--- START LISTED RECORDS ---

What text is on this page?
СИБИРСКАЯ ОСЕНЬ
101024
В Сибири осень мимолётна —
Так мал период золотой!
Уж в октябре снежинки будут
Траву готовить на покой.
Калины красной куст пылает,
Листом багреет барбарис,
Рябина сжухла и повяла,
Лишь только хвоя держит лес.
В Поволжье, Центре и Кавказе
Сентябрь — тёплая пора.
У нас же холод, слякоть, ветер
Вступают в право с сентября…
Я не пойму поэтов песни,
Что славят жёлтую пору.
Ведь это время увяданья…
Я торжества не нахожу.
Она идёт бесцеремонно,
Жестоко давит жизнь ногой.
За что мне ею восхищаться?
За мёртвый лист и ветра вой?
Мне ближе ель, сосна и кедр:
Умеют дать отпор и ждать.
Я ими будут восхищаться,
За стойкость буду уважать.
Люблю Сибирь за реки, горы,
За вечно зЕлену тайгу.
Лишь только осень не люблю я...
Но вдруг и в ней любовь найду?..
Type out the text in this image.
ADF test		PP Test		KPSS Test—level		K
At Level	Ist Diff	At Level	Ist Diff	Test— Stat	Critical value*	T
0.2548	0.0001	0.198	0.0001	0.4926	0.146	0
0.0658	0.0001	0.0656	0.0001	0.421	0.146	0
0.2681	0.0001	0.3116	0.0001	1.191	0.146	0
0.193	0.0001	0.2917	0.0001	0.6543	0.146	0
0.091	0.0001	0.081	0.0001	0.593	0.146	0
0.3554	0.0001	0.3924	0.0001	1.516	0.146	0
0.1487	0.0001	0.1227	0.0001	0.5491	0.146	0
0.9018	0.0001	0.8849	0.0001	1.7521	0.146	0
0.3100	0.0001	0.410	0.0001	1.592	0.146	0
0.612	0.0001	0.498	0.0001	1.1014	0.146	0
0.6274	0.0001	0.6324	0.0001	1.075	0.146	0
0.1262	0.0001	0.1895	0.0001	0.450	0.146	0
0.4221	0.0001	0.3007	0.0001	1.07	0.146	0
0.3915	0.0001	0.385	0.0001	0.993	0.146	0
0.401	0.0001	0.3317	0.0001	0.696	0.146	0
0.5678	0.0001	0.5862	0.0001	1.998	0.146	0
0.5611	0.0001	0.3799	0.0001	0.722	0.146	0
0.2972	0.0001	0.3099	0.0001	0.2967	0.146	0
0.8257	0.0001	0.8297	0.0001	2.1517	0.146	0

--- END LISTED RECORDS ---
--- START LISTED RECORDS ---

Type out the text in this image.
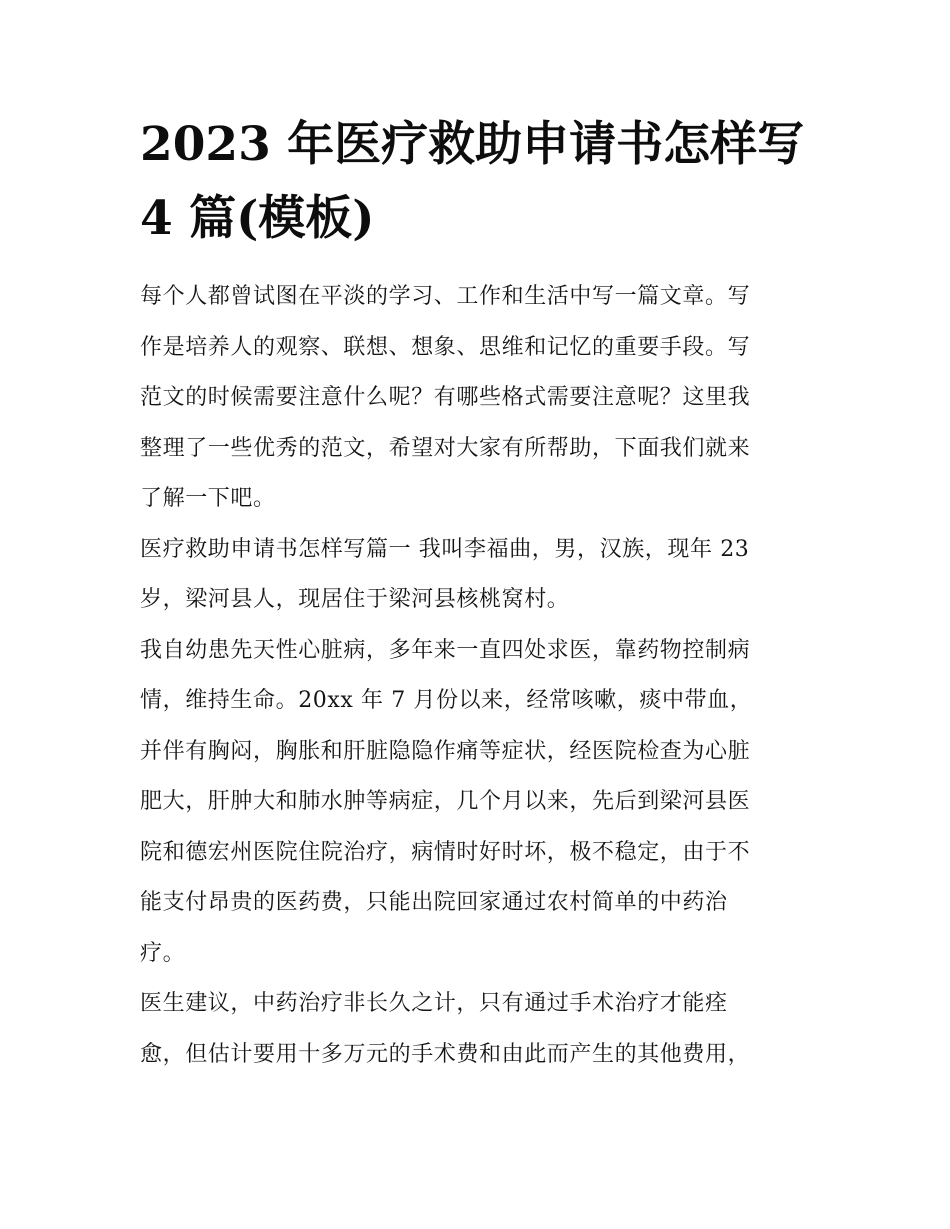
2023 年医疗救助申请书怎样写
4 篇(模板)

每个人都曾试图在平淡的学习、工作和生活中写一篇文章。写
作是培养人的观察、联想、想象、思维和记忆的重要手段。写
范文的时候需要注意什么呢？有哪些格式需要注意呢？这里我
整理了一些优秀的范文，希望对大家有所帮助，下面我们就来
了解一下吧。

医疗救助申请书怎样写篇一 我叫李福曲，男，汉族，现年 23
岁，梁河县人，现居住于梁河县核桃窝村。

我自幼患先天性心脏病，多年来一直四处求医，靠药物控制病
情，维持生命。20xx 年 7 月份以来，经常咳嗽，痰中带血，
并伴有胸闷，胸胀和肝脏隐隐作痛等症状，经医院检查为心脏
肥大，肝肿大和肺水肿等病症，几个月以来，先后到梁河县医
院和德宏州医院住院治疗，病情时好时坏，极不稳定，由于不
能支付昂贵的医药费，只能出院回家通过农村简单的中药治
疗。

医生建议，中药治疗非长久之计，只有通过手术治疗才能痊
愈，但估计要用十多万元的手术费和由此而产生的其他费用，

--- END LISTED RECORDS ---
--- START LISTED RECORDS ---

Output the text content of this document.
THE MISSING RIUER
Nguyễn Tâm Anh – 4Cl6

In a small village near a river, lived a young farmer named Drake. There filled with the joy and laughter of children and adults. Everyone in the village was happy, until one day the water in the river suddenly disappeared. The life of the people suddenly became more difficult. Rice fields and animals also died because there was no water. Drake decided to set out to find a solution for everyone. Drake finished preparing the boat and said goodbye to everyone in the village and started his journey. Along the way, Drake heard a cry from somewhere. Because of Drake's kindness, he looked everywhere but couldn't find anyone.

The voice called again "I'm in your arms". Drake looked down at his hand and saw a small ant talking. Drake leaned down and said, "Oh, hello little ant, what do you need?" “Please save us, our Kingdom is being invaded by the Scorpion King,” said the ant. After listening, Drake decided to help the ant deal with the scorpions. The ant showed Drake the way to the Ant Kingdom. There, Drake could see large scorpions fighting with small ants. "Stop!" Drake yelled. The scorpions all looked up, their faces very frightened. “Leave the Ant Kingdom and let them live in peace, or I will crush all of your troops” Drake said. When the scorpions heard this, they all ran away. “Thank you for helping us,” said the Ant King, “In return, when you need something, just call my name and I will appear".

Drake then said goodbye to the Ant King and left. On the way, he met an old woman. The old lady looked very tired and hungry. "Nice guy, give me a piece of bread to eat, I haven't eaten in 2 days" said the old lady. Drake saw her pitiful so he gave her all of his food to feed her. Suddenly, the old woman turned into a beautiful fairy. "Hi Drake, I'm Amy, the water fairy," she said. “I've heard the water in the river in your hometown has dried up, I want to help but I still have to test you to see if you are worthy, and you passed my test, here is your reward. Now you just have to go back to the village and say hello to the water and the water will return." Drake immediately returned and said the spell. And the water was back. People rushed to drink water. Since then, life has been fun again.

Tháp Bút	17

--- END LISTED RECORDS ---

Select all lines in the listing that include the word "Лишь".

Лишь только хвоя держит лес.
Лишь только осень не люблю я...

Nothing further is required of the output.